INSTRUCTIONS TO FOLLOW:
Report, as a bare number, how many lines of the material below contain the word "Tanulmányi".

Data excerpts
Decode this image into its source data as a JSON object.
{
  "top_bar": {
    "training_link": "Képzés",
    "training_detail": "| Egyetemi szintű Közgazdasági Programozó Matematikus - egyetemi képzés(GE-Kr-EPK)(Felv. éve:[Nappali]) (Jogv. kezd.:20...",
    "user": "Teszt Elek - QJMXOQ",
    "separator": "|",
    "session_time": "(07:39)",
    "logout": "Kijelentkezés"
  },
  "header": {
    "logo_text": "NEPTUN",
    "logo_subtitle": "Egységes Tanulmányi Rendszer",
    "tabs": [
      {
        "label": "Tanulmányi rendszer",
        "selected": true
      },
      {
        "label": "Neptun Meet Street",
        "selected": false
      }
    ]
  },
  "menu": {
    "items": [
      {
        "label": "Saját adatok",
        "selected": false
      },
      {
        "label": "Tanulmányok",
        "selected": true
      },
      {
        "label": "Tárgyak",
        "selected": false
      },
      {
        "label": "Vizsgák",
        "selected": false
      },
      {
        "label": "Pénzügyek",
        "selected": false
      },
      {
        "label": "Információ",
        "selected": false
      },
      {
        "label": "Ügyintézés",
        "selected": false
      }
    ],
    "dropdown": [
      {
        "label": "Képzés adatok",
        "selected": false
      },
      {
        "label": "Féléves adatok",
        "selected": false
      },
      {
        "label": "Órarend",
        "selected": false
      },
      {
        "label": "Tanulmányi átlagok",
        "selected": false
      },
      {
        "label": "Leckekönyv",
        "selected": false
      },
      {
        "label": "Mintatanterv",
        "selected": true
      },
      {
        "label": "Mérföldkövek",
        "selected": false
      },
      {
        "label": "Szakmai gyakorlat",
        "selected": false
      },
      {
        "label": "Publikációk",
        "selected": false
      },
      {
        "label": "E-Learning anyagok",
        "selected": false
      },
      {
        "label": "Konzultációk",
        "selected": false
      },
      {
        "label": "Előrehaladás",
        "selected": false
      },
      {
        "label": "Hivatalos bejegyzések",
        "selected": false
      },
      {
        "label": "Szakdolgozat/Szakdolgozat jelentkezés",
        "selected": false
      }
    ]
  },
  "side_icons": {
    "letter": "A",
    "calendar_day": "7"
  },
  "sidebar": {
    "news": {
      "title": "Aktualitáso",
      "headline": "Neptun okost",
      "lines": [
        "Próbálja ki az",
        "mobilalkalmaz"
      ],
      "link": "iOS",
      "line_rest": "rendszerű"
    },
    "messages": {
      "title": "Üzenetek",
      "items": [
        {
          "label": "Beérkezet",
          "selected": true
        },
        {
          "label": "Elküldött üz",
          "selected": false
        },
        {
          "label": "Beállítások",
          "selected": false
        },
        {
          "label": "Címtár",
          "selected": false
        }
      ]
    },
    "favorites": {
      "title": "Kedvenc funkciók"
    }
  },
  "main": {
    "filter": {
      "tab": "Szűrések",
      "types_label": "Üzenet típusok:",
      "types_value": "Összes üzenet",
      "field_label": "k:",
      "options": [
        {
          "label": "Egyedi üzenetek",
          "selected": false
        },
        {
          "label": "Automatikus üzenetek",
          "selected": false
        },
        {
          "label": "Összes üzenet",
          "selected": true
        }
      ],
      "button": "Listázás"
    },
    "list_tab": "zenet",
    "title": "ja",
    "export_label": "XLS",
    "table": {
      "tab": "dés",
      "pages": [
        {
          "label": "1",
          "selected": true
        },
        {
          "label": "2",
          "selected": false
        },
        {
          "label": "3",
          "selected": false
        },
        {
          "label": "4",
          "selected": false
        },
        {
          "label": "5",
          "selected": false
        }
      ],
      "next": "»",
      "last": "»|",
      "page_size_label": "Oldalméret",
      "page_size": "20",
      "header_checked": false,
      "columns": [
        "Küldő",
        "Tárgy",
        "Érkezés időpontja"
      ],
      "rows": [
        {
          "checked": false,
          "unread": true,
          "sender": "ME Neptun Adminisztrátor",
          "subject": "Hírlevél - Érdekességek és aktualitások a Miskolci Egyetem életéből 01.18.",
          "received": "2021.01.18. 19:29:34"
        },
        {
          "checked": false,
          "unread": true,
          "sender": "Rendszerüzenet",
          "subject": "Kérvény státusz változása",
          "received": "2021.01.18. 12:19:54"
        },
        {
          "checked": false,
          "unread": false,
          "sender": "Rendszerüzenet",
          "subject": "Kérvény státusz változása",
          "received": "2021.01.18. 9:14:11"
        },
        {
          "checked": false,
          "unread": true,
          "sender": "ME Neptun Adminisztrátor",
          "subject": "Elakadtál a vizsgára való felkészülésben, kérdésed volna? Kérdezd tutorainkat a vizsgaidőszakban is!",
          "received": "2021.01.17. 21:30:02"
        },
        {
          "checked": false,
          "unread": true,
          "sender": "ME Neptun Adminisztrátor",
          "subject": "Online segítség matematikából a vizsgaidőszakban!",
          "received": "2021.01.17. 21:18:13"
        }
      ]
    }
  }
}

SOLVED PROBLEM:
3